--- SOURCE TEXT Enclosed Below ---
Schooling the World: the White Man’s Last Burden
Directed by Carol Black (2010)
Film Review
Schooling the World, featuring Indian environmental activist Vendana Shiva and Helene Norberg Hodge (producer of Economics of Happiness), is about the colonizing function of western education. The “White Man’s Burden” is a Victorian reference to the schooling of ignorant natives for the purpose of “civilizing” them.
Historically, the primary purpose of western education has been to facilitate the seizure of occupied land by destroying native language and culture. At present, however, its main purpose is to train children to use corporate products in a modern environment and to become compliant workers in a global industrial system. Thanks to western education, “backward” third world children transition from self-sufficient members of local economies to dependent cogs in the global economy.
The documentary gives three examples of this philosophy in practice: the historical outrage of indigenous Americans being kidnapped from their parents (in both Canada and the US) to have their language and culture forcibly stripped from them and modern day Ladakh and India, where rural parents experience intense pressure to send their kids to English schools.
In Ladakh, a Buddhist education teaching children compassion, cooperation and respect for nature has been replaced by an education valuing conformity, regimentation and love for money. Meanwhile many Indian parents sell their homes to pay for western-style education they believe will win their kids positions as doctors or engineers. In the end, the majority end up unemployed, with a lucky few finding entry level work.
Instead of teaching them sustainable living in harmony with nature, Western education teaches children to see themselves as separate from the natural world by locking them up in dark, airless, ugly spaces – and giving them books about nature.
The filmmakers challenge the wisdom of allowing the industrial north to force their educational model on the entire world when it clearly isn’t working for western youth. They refer to statistics showing that 16 million American young people suffer from depression and 1.6 million take psychotropic medication.
They also challenge that “development” (ie colonization) and western education lifts the “developing” world out of poverty. Historical evidence shows clearly that third world misery is a direct result of systematically stripping native inhabitants of their land, local economies, language and culture.
--- End of Enclosed SOURCE TEXT ---
--- DATA SECTION Enclosed Below ---
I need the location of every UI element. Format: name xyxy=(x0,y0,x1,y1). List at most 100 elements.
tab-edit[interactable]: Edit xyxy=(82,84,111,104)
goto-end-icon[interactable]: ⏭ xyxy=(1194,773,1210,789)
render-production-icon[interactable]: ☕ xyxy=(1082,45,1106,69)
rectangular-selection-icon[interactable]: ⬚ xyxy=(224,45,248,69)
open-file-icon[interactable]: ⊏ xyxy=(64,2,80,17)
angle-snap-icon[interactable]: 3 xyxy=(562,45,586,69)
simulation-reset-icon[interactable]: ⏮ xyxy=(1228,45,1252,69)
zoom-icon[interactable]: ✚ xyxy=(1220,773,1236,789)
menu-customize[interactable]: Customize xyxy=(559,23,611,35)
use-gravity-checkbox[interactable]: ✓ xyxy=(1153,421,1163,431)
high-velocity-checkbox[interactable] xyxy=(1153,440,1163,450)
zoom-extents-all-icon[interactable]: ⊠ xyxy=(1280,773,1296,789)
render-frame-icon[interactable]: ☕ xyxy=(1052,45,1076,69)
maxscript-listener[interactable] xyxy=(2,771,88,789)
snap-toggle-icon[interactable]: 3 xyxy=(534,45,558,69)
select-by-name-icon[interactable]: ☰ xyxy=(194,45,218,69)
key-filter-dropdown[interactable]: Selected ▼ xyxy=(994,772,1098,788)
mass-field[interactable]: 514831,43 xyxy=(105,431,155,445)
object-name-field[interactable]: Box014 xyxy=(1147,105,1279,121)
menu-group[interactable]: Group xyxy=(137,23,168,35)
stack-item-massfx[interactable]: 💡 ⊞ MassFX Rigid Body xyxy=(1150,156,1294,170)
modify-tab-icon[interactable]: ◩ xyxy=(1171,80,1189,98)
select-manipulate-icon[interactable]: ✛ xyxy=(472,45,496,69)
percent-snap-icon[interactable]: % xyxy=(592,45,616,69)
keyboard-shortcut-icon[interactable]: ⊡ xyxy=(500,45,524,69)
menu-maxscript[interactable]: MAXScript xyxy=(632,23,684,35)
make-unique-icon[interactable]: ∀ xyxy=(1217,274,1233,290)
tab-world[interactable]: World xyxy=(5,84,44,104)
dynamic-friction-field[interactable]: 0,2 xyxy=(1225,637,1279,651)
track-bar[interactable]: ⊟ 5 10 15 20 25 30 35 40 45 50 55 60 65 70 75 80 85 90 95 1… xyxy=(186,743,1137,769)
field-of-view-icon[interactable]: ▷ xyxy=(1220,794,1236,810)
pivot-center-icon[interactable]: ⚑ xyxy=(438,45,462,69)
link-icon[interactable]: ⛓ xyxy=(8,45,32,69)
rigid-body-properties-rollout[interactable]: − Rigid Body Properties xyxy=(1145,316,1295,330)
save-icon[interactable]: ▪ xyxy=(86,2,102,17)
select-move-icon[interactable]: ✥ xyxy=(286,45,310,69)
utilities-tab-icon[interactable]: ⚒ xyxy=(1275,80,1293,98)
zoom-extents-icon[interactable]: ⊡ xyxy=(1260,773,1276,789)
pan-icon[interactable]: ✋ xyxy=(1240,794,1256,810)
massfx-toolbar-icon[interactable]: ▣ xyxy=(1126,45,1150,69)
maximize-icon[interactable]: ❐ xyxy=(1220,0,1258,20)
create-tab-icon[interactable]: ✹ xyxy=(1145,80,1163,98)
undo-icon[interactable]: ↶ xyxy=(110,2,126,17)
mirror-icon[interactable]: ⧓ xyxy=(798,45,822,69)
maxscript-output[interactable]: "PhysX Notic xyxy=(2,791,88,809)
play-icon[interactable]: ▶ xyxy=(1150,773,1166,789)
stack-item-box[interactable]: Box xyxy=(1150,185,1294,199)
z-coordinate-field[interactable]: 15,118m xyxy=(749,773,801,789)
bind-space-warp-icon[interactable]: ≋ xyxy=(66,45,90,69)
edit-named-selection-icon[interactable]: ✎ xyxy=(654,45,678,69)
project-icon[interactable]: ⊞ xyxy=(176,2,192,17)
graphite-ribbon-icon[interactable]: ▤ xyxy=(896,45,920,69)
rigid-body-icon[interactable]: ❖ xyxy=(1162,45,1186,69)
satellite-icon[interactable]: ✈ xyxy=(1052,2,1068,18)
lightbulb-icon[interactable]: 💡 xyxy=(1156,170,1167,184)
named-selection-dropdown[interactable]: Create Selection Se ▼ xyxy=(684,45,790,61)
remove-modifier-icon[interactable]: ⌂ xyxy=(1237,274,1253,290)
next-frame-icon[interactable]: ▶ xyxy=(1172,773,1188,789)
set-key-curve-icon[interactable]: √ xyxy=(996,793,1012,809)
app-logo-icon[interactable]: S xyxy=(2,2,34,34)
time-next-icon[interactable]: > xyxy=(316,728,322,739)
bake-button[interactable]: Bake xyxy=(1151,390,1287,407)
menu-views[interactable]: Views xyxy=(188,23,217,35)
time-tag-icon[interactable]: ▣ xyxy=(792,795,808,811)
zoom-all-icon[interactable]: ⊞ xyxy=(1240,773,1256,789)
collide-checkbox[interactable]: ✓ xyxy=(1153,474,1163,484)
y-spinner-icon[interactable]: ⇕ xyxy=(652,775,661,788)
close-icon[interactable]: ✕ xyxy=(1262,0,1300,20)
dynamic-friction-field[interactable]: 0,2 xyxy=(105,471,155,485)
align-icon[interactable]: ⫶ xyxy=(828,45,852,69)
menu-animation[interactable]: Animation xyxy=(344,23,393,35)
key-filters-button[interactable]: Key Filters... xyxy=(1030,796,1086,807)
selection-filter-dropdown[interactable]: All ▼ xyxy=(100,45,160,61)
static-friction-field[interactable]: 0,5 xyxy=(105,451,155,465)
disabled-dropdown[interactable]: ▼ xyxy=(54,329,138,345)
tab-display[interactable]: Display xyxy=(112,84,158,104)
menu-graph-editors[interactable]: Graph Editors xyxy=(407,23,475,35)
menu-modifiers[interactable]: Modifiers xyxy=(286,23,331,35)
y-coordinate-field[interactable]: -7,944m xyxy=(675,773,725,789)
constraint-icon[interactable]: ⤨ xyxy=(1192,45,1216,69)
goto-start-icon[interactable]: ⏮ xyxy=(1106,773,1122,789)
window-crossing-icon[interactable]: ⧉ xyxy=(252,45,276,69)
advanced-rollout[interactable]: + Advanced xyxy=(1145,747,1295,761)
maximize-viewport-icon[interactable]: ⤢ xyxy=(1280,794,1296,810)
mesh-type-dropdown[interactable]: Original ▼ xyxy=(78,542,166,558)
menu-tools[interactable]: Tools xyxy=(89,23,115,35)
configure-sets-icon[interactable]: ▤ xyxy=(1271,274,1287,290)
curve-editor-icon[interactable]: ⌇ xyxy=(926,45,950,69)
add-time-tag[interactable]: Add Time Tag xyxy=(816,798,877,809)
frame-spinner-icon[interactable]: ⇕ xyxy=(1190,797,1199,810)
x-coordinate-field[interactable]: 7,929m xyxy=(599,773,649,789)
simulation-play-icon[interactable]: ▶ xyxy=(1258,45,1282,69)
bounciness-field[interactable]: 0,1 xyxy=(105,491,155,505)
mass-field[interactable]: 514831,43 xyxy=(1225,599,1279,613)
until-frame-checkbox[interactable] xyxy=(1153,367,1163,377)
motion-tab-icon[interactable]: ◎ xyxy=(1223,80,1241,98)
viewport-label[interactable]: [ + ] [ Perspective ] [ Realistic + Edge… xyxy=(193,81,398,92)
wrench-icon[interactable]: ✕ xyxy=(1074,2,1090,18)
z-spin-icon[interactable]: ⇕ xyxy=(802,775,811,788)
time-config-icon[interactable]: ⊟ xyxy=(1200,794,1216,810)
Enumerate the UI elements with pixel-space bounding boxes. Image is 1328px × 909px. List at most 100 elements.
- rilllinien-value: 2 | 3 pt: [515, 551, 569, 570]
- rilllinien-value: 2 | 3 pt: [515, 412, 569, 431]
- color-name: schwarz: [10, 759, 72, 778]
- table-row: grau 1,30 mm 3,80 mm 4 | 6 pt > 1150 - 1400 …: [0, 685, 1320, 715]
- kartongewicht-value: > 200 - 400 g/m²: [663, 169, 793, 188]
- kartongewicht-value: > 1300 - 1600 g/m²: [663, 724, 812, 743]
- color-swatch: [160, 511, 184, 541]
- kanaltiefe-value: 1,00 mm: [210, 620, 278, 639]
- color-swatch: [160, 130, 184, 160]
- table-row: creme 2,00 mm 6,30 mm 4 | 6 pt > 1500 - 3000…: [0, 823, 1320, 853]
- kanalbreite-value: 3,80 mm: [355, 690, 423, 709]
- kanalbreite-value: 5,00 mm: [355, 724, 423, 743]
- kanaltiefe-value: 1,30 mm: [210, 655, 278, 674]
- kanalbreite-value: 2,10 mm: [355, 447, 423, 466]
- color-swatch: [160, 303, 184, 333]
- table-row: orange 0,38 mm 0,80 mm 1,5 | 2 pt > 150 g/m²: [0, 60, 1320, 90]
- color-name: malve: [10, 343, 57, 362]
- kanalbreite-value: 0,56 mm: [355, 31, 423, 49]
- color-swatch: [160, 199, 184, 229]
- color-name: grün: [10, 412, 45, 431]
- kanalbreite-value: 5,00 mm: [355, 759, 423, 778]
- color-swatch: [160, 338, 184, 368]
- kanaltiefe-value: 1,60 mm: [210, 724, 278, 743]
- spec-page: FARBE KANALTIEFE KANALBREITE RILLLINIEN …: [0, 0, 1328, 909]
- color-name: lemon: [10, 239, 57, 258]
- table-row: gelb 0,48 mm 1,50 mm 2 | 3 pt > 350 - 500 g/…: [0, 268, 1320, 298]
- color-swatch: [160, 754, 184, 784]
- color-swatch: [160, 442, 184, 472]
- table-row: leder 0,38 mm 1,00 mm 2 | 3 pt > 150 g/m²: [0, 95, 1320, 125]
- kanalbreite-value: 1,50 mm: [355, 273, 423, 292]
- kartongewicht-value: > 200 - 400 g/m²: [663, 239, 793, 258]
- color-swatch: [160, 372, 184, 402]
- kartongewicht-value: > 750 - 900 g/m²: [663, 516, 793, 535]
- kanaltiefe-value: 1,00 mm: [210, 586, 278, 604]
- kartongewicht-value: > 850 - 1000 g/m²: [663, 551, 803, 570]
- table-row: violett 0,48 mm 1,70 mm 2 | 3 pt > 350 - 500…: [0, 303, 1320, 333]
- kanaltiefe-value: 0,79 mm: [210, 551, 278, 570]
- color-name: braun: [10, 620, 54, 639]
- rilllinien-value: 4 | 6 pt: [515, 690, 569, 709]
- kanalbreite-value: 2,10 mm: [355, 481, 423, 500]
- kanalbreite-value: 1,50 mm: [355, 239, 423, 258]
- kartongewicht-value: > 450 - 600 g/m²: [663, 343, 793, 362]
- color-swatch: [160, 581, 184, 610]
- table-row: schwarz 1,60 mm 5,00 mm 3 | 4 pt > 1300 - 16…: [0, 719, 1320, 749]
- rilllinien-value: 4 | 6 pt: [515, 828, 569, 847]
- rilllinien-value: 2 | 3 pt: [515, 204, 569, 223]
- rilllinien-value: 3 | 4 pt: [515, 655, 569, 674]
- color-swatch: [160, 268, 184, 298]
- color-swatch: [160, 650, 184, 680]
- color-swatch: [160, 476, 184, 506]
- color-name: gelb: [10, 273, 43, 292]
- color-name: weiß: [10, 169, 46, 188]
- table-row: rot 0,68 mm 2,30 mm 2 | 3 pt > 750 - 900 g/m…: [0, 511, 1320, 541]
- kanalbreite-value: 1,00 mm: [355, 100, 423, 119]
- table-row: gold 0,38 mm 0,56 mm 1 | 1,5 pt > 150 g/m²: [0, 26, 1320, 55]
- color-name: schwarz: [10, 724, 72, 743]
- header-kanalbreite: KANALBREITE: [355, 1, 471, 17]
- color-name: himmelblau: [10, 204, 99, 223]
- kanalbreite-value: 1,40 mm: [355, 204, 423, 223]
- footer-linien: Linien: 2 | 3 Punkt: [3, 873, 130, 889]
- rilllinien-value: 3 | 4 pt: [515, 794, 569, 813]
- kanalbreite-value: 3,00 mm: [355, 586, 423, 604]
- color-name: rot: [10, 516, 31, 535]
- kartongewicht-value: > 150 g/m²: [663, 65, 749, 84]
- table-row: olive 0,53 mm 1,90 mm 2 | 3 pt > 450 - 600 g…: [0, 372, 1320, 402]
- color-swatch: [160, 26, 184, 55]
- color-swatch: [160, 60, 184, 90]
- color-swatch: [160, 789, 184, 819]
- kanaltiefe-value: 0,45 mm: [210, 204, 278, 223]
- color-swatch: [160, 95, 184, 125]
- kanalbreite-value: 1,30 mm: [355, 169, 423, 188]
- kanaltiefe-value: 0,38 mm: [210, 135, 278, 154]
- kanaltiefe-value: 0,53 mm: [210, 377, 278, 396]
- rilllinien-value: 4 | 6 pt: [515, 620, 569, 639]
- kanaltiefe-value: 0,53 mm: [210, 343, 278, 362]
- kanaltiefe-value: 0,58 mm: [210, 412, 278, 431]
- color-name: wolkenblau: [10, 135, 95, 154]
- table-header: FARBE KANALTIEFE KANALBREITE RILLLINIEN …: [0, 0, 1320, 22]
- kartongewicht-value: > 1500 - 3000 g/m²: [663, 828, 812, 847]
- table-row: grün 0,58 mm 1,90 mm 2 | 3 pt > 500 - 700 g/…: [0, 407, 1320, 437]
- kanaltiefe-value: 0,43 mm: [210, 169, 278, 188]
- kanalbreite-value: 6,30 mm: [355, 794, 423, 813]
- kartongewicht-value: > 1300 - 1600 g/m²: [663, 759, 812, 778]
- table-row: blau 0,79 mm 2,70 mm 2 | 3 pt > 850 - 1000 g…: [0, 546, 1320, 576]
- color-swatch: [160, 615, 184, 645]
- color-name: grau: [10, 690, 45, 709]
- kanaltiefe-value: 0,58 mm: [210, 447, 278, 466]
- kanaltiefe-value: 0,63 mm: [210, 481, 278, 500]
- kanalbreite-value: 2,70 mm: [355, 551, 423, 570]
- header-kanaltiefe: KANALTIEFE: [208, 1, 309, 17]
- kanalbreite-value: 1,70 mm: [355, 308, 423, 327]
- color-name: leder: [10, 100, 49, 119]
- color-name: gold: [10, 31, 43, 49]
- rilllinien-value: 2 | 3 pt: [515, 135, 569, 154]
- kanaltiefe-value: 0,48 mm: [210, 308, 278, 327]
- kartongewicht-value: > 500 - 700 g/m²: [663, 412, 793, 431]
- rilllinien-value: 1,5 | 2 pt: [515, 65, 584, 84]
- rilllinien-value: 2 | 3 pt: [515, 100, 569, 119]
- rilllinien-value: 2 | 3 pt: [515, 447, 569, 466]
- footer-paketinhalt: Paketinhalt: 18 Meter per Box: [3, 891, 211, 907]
--- End of Enclosed DATA SECTION ---
QUESTIONS ON THE MATERIAL:
• a. Name every person mentioned in the film review.
• b. Copy the film review word for word, from "Schooling the World: the" to "the global economy.".

SOLUTIONS:
• a. Carol Black, Vendana Shiva, Helene Norberg Hodge

• b.
Schooling the World: the White Man’s Last Burden
Directed by Carol Black (2010)
Film Review
Schooling the World, featuring Indian environmental activist Vendana Shiva and Helene Norberg Hodge (producer of Economics of Happiness), is about the colonizing function of western education. The “White Man’s Burden” is a Victorian reference to the schooling of ignorant natives for the purpose of “civilizing” them.
Historically, the primary purpose of western education has been to facilitate the seizure of occupied land by destroying native language and culture. At present, however, its main purpose is to train children to use corporate products in a modern environment and to become compliant workers in a global industrial system. Thanks to western education, “backward” third world children transition from self-sufficient members of local economies to dependent cogs in the global economy.